**Exercise objective**.
Gather up the lines with the word "Partition" in them.

>> BEGIN Provided records

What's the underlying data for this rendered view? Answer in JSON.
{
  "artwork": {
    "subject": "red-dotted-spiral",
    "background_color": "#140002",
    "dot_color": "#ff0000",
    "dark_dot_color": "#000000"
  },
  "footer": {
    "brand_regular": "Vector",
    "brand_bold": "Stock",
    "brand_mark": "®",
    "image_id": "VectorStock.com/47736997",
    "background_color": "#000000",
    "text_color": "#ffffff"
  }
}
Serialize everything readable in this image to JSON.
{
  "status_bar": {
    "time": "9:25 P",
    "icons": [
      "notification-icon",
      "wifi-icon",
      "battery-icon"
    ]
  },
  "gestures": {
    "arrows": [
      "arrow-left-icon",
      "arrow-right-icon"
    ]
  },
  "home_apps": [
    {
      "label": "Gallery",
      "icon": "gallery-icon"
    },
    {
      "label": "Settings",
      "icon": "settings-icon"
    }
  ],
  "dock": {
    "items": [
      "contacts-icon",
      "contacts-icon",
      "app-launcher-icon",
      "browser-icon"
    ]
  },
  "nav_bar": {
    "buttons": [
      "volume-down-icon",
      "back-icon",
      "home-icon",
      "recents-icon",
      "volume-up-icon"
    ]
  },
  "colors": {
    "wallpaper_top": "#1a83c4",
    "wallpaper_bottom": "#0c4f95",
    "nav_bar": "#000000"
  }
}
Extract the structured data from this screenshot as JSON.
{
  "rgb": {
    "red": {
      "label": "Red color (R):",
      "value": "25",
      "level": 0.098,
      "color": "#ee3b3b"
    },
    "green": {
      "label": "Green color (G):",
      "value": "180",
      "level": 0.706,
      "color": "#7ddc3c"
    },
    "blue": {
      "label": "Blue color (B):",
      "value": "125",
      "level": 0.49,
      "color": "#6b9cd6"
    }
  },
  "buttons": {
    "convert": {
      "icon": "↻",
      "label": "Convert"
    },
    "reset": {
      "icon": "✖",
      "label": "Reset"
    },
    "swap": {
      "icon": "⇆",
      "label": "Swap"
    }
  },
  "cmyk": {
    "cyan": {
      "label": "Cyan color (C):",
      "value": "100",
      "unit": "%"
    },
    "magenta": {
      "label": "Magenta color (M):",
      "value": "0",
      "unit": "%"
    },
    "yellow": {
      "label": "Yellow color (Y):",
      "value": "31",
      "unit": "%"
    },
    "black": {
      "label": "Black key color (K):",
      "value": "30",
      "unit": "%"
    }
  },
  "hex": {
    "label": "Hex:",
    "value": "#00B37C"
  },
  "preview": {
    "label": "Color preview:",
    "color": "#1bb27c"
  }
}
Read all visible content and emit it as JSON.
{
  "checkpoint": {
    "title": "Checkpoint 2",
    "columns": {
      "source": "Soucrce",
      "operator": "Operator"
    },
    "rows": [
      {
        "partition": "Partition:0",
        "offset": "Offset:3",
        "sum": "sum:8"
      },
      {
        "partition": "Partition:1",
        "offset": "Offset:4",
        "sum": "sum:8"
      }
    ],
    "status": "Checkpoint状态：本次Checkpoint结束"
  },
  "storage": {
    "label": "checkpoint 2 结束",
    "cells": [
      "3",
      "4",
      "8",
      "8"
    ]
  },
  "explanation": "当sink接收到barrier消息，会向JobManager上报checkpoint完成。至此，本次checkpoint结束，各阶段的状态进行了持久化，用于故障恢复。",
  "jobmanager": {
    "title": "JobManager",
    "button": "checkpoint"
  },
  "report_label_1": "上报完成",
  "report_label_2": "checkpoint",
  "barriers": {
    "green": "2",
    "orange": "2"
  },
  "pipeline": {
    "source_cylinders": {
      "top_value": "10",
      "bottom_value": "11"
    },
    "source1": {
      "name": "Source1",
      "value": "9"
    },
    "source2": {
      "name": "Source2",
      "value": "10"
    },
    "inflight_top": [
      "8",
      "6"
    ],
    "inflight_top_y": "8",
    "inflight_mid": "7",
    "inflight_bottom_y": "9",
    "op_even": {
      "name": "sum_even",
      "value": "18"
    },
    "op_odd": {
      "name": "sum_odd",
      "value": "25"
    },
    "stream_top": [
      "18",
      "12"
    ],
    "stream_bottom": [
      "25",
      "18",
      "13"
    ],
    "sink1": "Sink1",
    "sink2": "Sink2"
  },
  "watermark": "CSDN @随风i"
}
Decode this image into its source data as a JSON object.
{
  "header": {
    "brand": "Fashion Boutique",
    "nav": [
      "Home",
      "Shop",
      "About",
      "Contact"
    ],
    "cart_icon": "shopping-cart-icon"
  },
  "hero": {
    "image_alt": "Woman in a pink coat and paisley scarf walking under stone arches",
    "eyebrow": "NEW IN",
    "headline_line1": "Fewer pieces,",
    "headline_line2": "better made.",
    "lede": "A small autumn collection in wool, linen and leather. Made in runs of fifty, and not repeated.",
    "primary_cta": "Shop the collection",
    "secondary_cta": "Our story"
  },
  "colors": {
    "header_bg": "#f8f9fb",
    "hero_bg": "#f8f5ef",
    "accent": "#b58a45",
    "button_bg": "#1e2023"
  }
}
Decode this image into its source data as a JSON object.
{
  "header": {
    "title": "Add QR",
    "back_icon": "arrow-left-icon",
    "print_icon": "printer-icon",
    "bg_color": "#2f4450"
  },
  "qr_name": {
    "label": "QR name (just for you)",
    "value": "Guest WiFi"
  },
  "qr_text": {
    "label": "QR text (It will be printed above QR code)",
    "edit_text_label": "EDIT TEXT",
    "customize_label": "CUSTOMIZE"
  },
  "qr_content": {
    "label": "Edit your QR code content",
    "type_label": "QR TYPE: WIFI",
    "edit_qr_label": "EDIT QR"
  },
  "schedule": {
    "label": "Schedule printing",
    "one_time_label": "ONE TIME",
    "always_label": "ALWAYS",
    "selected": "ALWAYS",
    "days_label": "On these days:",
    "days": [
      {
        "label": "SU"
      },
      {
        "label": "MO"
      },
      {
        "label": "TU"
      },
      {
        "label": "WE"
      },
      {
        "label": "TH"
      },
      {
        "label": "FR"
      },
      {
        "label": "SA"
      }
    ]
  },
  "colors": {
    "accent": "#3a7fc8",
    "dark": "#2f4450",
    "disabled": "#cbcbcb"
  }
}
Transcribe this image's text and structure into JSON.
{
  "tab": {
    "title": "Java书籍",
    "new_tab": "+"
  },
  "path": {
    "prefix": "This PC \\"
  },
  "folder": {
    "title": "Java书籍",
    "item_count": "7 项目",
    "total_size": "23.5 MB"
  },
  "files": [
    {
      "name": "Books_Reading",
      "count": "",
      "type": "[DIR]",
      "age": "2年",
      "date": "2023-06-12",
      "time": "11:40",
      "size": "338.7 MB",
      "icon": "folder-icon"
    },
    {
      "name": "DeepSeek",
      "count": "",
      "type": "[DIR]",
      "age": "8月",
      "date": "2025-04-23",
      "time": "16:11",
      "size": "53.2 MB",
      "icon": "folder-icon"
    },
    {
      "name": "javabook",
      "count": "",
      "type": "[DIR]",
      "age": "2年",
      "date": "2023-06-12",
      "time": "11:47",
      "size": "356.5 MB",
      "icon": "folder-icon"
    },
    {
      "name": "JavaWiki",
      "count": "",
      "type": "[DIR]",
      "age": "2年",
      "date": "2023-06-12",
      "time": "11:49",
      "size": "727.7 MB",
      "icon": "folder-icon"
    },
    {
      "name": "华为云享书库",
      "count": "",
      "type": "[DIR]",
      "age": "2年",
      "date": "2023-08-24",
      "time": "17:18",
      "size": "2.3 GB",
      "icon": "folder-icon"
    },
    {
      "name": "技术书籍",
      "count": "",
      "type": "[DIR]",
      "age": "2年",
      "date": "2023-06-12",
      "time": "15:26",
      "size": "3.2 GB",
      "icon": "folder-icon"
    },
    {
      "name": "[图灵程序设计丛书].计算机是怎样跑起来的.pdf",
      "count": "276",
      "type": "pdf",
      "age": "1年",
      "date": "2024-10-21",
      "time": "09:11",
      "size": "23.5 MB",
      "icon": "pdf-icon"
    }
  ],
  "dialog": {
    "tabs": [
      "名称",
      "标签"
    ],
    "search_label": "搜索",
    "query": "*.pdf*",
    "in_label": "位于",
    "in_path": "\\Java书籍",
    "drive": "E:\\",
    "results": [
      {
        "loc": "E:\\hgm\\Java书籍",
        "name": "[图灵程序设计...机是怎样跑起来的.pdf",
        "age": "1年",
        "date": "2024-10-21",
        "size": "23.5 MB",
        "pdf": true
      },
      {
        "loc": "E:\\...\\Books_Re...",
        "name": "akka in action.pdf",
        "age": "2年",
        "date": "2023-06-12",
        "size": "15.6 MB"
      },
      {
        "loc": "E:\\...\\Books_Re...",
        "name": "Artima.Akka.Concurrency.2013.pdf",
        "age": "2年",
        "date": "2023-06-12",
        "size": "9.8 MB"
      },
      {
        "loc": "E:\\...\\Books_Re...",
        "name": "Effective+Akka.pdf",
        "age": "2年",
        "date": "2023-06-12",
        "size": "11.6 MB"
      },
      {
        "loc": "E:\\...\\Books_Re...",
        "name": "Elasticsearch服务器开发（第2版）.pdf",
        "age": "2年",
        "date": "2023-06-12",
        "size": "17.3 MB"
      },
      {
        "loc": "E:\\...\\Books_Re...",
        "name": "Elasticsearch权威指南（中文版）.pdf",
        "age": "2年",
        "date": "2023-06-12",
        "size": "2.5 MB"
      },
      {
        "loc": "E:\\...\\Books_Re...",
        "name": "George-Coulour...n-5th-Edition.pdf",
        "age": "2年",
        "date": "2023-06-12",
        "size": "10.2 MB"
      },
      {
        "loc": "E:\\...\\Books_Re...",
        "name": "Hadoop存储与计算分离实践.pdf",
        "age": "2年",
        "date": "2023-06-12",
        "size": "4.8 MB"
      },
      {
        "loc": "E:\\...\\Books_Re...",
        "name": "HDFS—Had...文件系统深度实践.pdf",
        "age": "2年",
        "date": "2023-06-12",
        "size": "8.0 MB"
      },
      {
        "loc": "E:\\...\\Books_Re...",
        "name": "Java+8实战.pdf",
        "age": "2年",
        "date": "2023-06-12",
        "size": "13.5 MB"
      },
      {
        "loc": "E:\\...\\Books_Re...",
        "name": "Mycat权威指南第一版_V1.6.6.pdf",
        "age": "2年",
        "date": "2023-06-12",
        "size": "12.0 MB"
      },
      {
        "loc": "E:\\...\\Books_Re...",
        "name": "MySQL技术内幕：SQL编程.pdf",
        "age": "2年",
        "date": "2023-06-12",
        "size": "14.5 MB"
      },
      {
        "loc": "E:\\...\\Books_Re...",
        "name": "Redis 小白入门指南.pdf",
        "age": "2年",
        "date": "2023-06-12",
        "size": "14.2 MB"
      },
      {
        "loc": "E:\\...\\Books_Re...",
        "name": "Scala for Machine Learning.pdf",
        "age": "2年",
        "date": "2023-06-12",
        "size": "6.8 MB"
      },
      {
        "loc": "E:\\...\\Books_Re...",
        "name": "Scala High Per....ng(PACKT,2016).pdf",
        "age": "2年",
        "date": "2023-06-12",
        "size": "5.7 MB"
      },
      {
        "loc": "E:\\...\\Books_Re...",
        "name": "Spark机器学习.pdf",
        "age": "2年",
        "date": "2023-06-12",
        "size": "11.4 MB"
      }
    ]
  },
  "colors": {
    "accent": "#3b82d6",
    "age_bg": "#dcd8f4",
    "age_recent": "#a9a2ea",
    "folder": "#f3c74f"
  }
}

>> END Provided records

**Output**.
        "partition": "Partition:0",
        "partition": "Partition:1",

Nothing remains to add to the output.